◆ Problem to solve ◆
Would you restate all the data that follows, word for word?
┌────────
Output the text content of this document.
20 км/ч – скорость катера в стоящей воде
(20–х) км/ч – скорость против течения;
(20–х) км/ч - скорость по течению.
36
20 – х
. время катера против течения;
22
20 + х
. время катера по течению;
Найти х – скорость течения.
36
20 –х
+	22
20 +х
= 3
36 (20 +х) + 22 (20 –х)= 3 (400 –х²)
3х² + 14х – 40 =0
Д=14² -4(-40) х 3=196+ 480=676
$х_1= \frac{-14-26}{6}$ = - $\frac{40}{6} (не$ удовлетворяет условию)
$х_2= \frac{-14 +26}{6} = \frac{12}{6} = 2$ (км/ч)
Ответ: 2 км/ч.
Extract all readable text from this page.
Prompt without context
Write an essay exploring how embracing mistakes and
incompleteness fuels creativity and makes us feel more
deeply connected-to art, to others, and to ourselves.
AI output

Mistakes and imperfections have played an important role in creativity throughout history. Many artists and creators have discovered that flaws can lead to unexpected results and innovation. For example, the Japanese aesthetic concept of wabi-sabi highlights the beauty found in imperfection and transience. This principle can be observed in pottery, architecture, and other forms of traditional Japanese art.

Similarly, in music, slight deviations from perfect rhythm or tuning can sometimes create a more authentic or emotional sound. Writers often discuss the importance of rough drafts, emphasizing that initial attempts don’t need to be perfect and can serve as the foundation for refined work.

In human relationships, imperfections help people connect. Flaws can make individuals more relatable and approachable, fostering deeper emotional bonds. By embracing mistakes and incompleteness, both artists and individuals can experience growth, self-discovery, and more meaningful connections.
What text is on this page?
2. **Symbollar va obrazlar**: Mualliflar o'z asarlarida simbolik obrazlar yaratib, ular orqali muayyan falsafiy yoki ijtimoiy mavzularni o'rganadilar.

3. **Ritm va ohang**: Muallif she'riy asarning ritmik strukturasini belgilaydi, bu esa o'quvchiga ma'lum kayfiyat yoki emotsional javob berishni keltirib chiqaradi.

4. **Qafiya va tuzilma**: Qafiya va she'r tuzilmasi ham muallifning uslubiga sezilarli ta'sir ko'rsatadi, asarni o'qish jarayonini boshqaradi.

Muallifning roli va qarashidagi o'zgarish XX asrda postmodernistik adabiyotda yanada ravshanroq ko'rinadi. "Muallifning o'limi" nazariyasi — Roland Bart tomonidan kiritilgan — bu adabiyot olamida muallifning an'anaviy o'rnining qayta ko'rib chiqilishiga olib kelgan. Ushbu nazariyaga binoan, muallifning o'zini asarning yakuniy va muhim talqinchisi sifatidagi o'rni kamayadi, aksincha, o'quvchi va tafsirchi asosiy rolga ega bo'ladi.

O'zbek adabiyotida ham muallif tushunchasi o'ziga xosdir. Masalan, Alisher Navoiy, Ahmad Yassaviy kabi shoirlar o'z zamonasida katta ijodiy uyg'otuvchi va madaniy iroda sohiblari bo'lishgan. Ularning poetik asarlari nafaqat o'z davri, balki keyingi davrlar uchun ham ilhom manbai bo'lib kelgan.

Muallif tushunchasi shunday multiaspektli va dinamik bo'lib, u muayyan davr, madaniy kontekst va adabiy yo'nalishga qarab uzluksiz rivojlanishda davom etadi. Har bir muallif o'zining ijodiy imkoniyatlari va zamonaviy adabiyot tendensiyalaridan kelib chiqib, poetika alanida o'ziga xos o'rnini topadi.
└────────
◆ Exercise solution ◆
Output the text content of this document.
20 км/ч – скорость катера в стоящей воде
(20–х) км/ч – скорость против течения;
(20–х) км/ч - скорость по течению.
36
20 – х
. время катера против течения;
22
20 + х
. время катера по течению;
Найти х – скорость течения.
36
20 –х
+	22
20 +х
= 3
36 (20 +х) + 22 (20 –х)= 3 (400 –х²)
3х² + 14х – 40 =0
Д=14² -4(-40) х 3=196+ 480=676
$х_1= \frac{-14-26}{6}$ = - $\frac{40}{6} (не$ удовлетворяет условию)
$х_2= \frac{-14 +26}{6} = \frac{12}{6} = 2$ (км/ч)
Ответ: 2 км/ч.
Extract all readable text from this page.
Prompt without context
Write an essay exploring how embracing mistakes and
incompleteness fuels creativity and makes us feel more
deeply connected-to art, to others, and to ourselves.
AI output

Mistakes and imperfections have played an important role in creativity throughout history. Many artists and creators have discovered that flaws can lead to unexpected results and innovation. For example, the Japanese aesthetic concept of wabi-sabi highlights the beauty found in imperfection and transience. This principle can be observed in pottery, architecture, and other forms of traditional Japanese art.

Similarly, in music, slight deviations from perfect rhythm or tuning can sometimes create a more authentic or emotional sound. Writers often discuss the importance of rough drafts, emphasizing that initial attempts don’t need to be perfect and can serve as the foundation for refined work.

In human relationships, imperfections help people connect. Flaws can make individuals more relatable and approachable, fostering deeper emotional bonds. By embracing mistakes and incompleteness, both artists and individuals can experience growth, self-discovery, and more meaningful connections.
What text is on this page?
2. **Symbollar va obrazlar**: Mualliflar o'z asarlarida simbolik obrazlar yaratib, ular orqali muayyan falsafiy yoki ijtimoiy mavzularni o'rganadilar.

3. **Ritm va ohang**: Muallif she'riy asarning ritmik strukturasini belgilaydi, bu esa o'quvchiga ma'lum kayfiyat yoki emotsional javob berishni keltirib chiqaradi.

4. **Qafiya va tuzilma**: Qafiya va she'r tuzilmasi ham muallifning uslubiga sezilarli ta'sir ko'rsatadi, asarni o'qish jarayonini boshqaradi.

Muallifning roli va qarashidagi o'zgarish XX asrda postmodernistik adabiyotda yanada ravshanroq ko'rinadi. "Muallifning o'limi" nazariyasi — Roland Bart tomonidan kiritilgan — bu adabiyot olamida muallifning an'anaviy o'rnining qayta ko'rib chiqilishiga olib kelgan. Ushbu nazariyaga binoan, muallifning o'zini asarning yakuniy va muhim talqinchisi sifatidagi o'rni kamayadi, aksincha, o'quvchi va tafsirchi asosiy rolga ega bo'ladi.

O'zbek adabiyotida ham muallif tushunchasi o'ziga xosdir. Masalan, Alisher Navoiy, Ahmad Yassaviy kabi shoirlar o'z zamonasida katta ijodiy uyg'otuvchi va madaniy iroda sohiblari bo'lishgan. Ularning poetik asarlari nafaqat o'z davri, balki keyingi davrlar uchun ham ilhom manbai bo'lib kelgan.

Muallif tushunchasi shunday multiaspektli va dinamik bo'lib, u muayyan davr, madaniy kontekst va adabiy yo'nalishga qarab uzluksiz rivojlanishda davom etadi. Har bir muallif o'zining ijodiy imkoniyatlari va zamonaviy adabiyot tendensiyalaridan kelib chiqib, poetika alanida o'ziga xos o'rnini topadi.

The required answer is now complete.